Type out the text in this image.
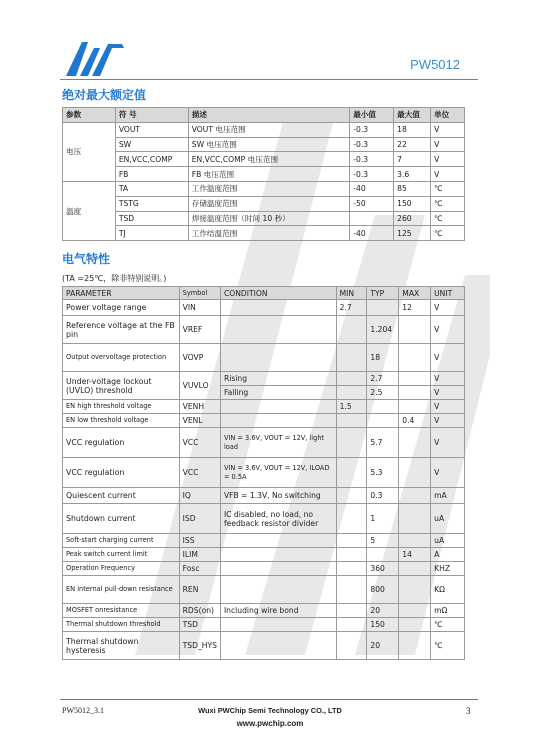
PW5012
绝对最大额定值
参数	符 号	描述	最小值	最大值	单位
电压	VOUT	VOUT 电压范围	-0.3	18	V
	SW	SW 电压范围	-0.3	22	V
	EN,VCC,COMP	EN,VCC,COMP 电压范围	-0.3	7	V
	FB	FB 电压范围	-0.3	3.6	V
温度	TA	工作温度范围	-40	85	℃
	TSTG	存储温度范围	-50	150	℃
	TSD	焊接温度范围（时间 10 秒）		260	℃
	TJ	工作结温范围	-40	125	℃
电气特性
(TA =25℃，除非特别说明。)
PARAMETER	Symbol	CONDITION	MIN	TYP	MAX	UNIT
Power voltage range	VIN		2.7		12	V
Reference voltage at the FB pin	VREF			1.204		V
Output overvoltage protection	VOVP			18		V
Under-voltage lockout (UVLO) threshold	VUVLO	Rising		2.7		V
		Falling		2.5		V
EN high threshold voltage	VENH		1.5			V
EN low threshold voltage	VENL				0.4	V
VCC regulation	VCC	VIN = 3.6V, VOUT = 12V, light load		5.7		V
VCC regulation	VCC	VIN = 3.6V, VOUT = 12V, ILOAD = 0.5A		5.3		V
Quiescent current	IQ	VFB = 1.3V, No switching		0.3		mA
Shutdown current	ISD	IC disabled, no load, no feedback resistor divider		1		uA
Soft-start charging current	ISS			5		uA
Peak switch current limit	ILIM				14	A
Operation Frequency	Fosc			360		KHZ
EN internal pull-down resistance	REN			800		KΩ
MOSFET onresistance	RDS(on)	Including wire bond		20		mΩ
Thermal shutdown threshold	TSD			150		℃
Thermal shutdown hysteresis	TSD_HYS			20		℃
PW5012_3.1	Wuxi PWChip Semi Technology CO., LTD
www.pwchip.com
3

The exercise: Leaving all pictures aside, quote each record exactly.

Written response:
Type out the text in this image.
PW5012
绝对最大额定值
参数	符 号	描述	最小值	最大值	单位
电压	VOUT	VOUT 电压范围	-0.3	18	V
	SW	SW 电压范围	-0.3	22	V
	EN,VCC,COMP	EN,VCC,COMP 电压范围	-0.3	7	V
	FB	FB 电压范围	-0.3	3.6	V
温度	TA	工作温度范围	-40	85	℃
	TSTG	存储温度范围	-50	150	℃
	TSD	焊接温度范围（时间 10 秒）		260	℃
	TJ	工作结温范围	-40	125	℃
电气特性
(TA =25℃，除非特别说明。)
PARAMETER	Symbol	CONDITION	MIN	TYP	MAX	UNIT
Power voltage range	VIN		2.7		12	V
Reference voltage at the FB pin	VREF			1.204		V
Output overvoltage protection	VOVP			18		V
Under-voltage lockout (UVLO) threshold	VUVLO	Rising		2.7		V
		Falling		2.5		V
EN high threshold voltage	VENH		1.5			V
EN low threshold voltage	VENL				0.4	V
VCC regulation	VCC	VIN = 3.6V, VOUT = 12V, light load		5.7		V
VCC regulation	VCC	VIN = 3.6V, VOUT = 12V, ILOAD = 0.5A		5.3		V
Quiescent current	IQ	VFB = 1.3V, No switching		0.3		mA
Shutdown current	ISD	IC disabled, no load, no feedback resistor divider		1		uA
Soft-start charging current	ISS			5		uA
Peak switch current limit	ILIM				14	A
Operation Frequency	Fosc			360		KHZ
EN internal pull-down resistance	REN			800		KΩ
MOSFET onresistance	RDS(on)	Including wire bond		20		mΩ
Thermal shutdown threshold	TSD			150		℃
Thermal shutdown hysteresis	TSD_HYS			20		℃
PW5012_3.1	Wuxi PWChip Semi Technology CO., LTD
www.pwchip.com
3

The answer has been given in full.